-- Records follows --

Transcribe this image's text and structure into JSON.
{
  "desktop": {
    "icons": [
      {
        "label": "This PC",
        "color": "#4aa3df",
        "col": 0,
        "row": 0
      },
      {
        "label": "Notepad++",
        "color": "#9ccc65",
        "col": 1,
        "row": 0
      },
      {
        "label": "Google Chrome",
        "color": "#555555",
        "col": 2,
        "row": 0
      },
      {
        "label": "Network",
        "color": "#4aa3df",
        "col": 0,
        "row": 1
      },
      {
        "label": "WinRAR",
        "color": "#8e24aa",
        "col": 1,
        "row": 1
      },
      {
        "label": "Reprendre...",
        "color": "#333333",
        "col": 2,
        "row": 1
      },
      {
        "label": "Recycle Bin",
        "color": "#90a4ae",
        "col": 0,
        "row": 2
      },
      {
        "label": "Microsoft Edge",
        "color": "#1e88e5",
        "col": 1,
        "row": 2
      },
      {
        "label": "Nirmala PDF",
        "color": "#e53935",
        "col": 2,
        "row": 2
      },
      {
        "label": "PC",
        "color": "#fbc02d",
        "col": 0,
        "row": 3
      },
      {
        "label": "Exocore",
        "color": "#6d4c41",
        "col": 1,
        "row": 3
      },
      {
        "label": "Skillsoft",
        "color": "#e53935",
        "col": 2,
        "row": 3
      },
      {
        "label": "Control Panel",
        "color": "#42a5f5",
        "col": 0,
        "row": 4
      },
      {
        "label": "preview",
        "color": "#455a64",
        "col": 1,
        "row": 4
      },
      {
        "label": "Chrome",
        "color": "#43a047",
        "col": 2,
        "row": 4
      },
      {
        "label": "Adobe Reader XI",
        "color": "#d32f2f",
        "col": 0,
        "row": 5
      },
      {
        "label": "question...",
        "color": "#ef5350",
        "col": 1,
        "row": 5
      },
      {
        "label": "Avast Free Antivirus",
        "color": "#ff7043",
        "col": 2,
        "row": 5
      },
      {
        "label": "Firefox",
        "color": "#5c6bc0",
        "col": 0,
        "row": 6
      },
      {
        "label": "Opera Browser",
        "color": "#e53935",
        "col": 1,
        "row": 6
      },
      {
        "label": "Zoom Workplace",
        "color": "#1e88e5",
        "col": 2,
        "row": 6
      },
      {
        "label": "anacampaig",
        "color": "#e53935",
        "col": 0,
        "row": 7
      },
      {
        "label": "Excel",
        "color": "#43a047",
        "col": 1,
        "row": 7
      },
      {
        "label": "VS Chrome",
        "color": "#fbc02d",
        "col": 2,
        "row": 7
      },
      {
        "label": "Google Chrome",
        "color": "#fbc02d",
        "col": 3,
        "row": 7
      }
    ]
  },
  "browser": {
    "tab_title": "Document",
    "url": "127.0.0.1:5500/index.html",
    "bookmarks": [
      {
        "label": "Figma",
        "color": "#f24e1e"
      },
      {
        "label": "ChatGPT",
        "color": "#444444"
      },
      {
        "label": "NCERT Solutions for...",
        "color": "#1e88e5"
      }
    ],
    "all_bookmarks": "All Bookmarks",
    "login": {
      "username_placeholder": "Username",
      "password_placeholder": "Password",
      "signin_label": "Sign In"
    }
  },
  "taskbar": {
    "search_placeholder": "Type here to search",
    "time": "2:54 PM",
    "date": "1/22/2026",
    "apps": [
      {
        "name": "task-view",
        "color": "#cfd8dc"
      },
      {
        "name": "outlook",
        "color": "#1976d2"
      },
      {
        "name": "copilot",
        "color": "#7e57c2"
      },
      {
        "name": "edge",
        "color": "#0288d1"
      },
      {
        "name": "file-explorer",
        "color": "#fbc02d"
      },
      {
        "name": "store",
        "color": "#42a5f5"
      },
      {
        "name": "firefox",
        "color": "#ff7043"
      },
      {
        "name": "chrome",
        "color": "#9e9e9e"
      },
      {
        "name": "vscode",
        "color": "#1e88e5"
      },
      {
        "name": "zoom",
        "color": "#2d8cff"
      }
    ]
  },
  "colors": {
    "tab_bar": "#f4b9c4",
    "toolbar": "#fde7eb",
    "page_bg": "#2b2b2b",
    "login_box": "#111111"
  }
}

-- Records concluded --

Exercise requirements: Repeat the data. Keep every word the same.

Answer space:
Transcribe this image's text and structure into JSON.
{
  "desktop": {
    "icons": [
      {
        "label": "This PC",
        "color": "#4aa3df",
        "col": 0,
        "row": 0
      },
      {
        "label": "Notepad++",
        "color": "#9ccc65",
        "col": 1,
        "row": 0
      },
      {
        "label": "Google Chrome",
        "color": "#555555",
        "col": 2,
        "row": 0
      },
      {
        "label": "Network",
        "color": "#4aa3df",
        "col": 0,
        "row": 1
      },
      {
        "label": "WinRAR",
        "color": "#8e24aa",
        "col": 1,
        "row": 1
      },
      {
        "label": "Reprendre...",
        "color": "#333333",
        "col": 2,
        "row": 1
      },
      {
        "label": "Recycle Bin",
        "color": "#90a4ae",
        "col": 0,
        "row": 2
      },
      {
        "label": "Microsoft Edge",
        "color": "#1e88e5",
        "col": 1,
        "row": 2
      },
      {
        "label": "Nirmala PDF",
        "color": "#e53935",
        "col": 2,
        "row": 2
      },
      {
        "label": "PC",
        "color": "#fbc02d",
        "col": 0,
        "row": 3
      },
      {
        "label": "Exocore",
        "color": "#6d4c41",
        "col": 1,
        "row": 3
      },
      {
        "label": "Skillsoft",
        "color": "#e53935",
        "col": 2,
        "row": 3
      },
      {
        "label": "Control Panel",
        "color": "#42a5f5",
        "col": 0,
        "row": 4
      },
      {
        "label": "preview",
        "color": "#455a64",
        "col": 1,
        "row": 4
      },
      {
        "label": "Chrome",
        "color": "#43a047",
        "col": 2,
        "row": 4
      },
      {
        "label": "Adobe Reader XI",
        "color": "#d32f2f",
        "col": 0,
        "row": 5
      },
      {
        "label": "question...",
        "color": "#ef5350",
        "col": 1,
        "row": 5
      },
      {
        "label": "Avast Free Antivirus",
        "color": "#ff7043",
        "col": 2,
        "row": 5
      },
      {
        "label": "Firefox",
        "color": "#5c6bc0",
        "col": 0,
        "row": 6
      },
      {
        "label": "Opera Browser",
        "color": "#e53935",
        "col": 1,
        "row": 6
      },
      {
        "label": "Zoom Workplace",
        "color": "#1e88e5",
        "col": 2,
        "row": 6
      },
      {
        "label": "anacampaig",
        "color": "#e53935",
        "col": 0,
        "row": 7
      },
      {
        "label": "Excel",
        "color": "#43a047",
        "col": 1,
        "row": 7
      },
      {
        "label": "VS Chrome",
        "color": "#fbc02d",
        "col": 2,
        "row": 7
      },
      {
        "label": "Google Chrome",
        "color": "#fbc02d",
        "col": 3,
        "row": 7
      }
    ]
  },
  "browser": {
    "tab_title": "Document",
    "url": "127.0.0.1:5500/index.html",
    "bookmarks": [
      {
        "label": "Figma",
        "color": "#f24e1e"
      },
      {
        "label": "ChatGPT",
        "color": "#444444"
      },
      {
        "label": "NCERT Solutions for...",
        "color": "#1e88e5"
      }
    ],
    "all_bookmarks": "All Bookmarks",
    "login": {
      "username_placeholder": "Username",
      "password_placeholder": "Password",
      "signin_label": "Sign In"
    }
  },
  "taskbar": {
    "search_placeholder": "Type here to search",
    "time": "2:54 PM",
    "date": "1/22/2026",
    "apps": [
      {
        "name": "task-view",
        "color": "#cfd8dc"
      },
      {
        "name": "outlook",
        "color": "#1976d2"
      },
      {
        "name": "copilot",
        "color": "#7e57c2"
      },
      {
        "name": "edge",
        "color": "#0288d1"
      },
      {
        "name": "file-explorer",
        "color": "#fbc02d"
      },
      {
        "name": "store",
        "color": "#42a5f5"
      },
      {
        "name": "firefox",
        "color": "#ff7043"
      },
      {
        "name": "chrome",
        "color": "#9e9e9e"
      },
      {
        "name": "vscode",
        "color": "#1e88e5"
      },
      {
        "name": "zoom",
        "color": "#2d8cff"
      }
    ]
  },
  "colors": {
    "tab_bar": "#f4b9c4",
    "toolbar": "#fde7eb",
    "page_bg": "#2b2b2b",
    "login_box": "#111111"
  }
}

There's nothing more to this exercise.